Extracted records

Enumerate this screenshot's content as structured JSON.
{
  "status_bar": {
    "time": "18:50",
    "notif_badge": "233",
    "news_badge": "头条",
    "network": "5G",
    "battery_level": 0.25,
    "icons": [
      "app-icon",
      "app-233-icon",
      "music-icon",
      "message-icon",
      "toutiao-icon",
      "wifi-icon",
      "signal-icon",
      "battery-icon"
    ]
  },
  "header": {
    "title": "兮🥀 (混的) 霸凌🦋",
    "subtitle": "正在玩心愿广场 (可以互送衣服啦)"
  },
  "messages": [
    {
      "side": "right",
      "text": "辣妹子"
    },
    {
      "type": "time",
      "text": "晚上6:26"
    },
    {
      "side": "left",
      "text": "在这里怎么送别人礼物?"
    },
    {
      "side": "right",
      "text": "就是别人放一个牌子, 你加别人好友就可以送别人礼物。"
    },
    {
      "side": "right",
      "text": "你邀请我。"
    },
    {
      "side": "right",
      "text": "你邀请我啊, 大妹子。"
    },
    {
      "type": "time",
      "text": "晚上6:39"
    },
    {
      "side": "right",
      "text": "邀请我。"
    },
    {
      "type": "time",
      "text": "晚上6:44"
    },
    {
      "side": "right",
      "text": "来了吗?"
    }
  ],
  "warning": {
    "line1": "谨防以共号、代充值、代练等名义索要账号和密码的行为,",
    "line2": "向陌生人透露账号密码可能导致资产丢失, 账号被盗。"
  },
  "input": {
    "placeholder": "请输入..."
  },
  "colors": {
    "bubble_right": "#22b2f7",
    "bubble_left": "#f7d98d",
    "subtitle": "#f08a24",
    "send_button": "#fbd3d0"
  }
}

Challenge
From the data, pick out every line that includes "subtitle".

Output of the task
    "subtitle": "正在玩心愿广场 (可以互送衣服啦)"
    "subtitle": "#f08a24",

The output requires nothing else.